> _Raw records_:
+ + + +
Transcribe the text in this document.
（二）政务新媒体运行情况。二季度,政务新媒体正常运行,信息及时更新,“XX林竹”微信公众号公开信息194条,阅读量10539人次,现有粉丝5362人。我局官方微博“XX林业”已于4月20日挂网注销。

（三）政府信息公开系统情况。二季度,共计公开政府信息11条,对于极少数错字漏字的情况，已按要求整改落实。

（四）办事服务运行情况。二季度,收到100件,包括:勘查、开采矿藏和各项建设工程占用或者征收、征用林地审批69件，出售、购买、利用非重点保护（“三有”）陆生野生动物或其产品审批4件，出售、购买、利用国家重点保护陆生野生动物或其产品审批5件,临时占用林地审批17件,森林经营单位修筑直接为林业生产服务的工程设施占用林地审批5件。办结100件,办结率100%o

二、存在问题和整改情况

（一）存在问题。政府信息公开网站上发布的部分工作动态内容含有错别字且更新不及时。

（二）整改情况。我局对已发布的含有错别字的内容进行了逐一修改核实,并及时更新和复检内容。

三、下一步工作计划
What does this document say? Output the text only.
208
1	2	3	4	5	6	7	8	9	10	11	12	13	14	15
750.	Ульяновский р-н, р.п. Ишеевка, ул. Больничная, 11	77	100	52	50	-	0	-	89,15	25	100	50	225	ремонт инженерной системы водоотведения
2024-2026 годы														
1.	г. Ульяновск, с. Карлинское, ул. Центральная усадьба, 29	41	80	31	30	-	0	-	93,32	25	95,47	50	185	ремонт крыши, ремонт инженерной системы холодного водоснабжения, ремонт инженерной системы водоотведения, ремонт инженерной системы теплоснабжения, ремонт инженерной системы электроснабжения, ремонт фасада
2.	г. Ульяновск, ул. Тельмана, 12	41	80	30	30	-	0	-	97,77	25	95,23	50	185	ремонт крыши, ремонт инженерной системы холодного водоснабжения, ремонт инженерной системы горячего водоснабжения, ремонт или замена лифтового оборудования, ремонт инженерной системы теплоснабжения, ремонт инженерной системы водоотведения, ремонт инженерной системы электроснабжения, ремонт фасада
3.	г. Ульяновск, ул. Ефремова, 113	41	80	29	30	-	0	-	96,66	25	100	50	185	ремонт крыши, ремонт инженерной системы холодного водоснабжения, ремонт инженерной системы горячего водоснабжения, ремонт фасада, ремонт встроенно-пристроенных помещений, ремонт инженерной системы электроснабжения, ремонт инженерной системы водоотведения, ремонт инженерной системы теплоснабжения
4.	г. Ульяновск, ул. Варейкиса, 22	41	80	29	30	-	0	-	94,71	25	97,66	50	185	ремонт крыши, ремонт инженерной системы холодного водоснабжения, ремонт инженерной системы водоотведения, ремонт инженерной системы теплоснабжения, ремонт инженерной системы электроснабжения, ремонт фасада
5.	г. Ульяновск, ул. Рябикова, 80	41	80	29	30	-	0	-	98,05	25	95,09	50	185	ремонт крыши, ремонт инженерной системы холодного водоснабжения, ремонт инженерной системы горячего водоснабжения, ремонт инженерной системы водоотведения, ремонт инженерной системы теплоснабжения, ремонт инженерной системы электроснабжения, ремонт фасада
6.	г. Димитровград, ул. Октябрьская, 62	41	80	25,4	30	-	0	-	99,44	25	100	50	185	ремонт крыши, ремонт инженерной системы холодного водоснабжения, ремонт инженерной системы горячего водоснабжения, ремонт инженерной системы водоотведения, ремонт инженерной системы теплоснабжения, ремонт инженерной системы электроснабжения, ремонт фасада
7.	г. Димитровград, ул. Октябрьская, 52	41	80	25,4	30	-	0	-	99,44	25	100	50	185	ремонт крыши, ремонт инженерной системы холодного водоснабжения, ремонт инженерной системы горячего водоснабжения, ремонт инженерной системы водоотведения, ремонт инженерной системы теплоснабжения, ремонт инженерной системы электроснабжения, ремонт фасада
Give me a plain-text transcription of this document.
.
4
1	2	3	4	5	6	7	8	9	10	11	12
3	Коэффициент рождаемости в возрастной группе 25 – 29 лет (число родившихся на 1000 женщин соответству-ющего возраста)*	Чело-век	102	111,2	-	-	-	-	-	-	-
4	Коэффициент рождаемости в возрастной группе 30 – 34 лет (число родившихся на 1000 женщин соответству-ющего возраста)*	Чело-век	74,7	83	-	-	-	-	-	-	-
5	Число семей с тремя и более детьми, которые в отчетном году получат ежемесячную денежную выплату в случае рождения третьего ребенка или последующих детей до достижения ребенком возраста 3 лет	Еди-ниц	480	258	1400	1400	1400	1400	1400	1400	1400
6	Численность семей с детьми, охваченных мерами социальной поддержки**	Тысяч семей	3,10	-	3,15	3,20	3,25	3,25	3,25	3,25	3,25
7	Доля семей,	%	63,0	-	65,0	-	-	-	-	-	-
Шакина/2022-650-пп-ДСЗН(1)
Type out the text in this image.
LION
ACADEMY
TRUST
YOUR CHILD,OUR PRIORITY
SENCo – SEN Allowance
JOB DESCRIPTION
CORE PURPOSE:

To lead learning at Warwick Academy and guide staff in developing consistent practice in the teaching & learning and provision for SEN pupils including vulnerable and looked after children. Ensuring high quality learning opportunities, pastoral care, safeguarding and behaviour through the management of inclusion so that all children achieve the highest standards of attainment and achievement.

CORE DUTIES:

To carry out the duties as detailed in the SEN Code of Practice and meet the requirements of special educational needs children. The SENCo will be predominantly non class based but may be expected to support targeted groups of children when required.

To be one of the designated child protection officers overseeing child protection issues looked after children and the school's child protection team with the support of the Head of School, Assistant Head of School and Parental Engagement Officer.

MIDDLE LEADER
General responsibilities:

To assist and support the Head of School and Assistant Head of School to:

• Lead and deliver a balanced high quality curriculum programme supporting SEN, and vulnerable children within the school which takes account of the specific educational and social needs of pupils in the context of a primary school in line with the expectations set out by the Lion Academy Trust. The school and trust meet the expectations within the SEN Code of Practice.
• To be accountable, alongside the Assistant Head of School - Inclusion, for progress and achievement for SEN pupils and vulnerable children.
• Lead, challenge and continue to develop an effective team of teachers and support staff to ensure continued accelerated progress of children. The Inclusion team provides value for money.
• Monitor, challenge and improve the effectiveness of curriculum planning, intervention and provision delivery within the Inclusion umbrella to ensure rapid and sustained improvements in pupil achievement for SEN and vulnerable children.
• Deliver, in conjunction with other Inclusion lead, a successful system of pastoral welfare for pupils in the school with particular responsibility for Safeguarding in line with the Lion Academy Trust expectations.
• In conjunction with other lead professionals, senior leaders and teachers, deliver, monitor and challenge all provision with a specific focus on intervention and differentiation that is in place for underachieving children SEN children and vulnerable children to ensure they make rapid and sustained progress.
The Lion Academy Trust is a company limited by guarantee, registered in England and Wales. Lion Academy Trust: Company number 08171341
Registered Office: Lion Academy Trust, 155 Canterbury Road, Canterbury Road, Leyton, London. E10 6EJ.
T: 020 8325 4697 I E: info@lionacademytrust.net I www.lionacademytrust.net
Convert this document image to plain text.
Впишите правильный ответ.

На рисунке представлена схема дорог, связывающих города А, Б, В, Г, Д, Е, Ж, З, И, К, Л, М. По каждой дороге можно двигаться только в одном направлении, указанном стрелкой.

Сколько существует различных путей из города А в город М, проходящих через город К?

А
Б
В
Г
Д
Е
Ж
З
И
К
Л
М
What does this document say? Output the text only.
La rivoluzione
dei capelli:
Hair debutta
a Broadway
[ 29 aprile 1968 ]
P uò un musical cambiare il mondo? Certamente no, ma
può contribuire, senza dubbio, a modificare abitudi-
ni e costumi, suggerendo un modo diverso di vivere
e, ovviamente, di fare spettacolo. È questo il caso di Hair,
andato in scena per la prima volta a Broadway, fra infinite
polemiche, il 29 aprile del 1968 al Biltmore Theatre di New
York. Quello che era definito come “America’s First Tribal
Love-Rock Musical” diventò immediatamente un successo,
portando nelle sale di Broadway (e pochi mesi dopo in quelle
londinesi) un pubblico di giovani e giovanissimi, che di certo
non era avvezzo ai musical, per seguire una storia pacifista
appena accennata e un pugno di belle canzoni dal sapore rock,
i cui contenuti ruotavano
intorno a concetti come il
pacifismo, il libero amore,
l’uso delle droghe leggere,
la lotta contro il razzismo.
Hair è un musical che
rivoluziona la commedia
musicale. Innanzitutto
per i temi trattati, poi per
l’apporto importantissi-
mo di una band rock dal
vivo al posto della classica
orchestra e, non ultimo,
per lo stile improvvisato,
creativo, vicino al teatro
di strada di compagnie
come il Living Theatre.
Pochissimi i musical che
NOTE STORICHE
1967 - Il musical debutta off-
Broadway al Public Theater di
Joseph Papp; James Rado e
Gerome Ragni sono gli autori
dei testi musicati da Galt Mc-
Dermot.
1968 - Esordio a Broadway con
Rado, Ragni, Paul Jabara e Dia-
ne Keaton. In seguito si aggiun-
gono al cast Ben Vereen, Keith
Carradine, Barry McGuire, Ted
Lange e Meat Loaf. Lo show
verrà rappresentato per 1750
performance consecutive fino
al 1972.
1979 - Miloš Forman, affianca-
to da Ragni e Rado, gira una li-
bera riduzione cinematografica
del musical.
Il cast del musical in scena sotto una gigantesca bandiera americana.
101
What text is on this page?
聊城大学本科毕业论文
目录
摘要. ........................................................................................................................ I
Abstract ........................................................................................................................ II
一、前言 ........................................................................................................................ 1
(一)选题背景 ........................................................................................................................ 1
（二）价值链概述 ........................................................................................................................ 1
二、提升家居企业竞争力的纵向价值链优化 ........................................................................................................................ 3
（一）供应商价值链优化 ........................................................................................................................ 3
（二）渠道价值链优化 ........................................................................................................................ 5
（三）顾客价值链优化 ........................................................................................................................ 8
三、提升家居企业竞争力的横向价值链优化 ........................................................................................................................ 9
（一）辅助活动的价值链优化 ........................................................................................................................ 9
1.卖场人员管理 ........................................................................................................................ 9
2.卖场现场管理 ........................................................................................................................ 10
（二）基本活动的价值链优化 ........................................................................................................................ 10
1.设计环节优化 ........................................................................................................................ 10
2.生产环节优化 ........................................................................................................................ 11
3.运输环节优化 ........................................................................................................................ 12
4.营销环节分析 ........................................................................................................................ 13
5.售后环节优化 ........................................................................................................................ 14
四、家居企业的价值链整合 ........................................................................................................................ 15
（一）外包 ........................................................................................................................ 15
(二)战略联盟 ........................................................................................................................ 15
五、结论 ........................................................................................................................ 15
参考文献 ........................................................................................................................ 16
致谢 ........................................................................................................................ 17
+ + + +
> _Aim_: Count every line above that holds the word "needs", and state the number and nothing more.

> _Solution for this problem_: 2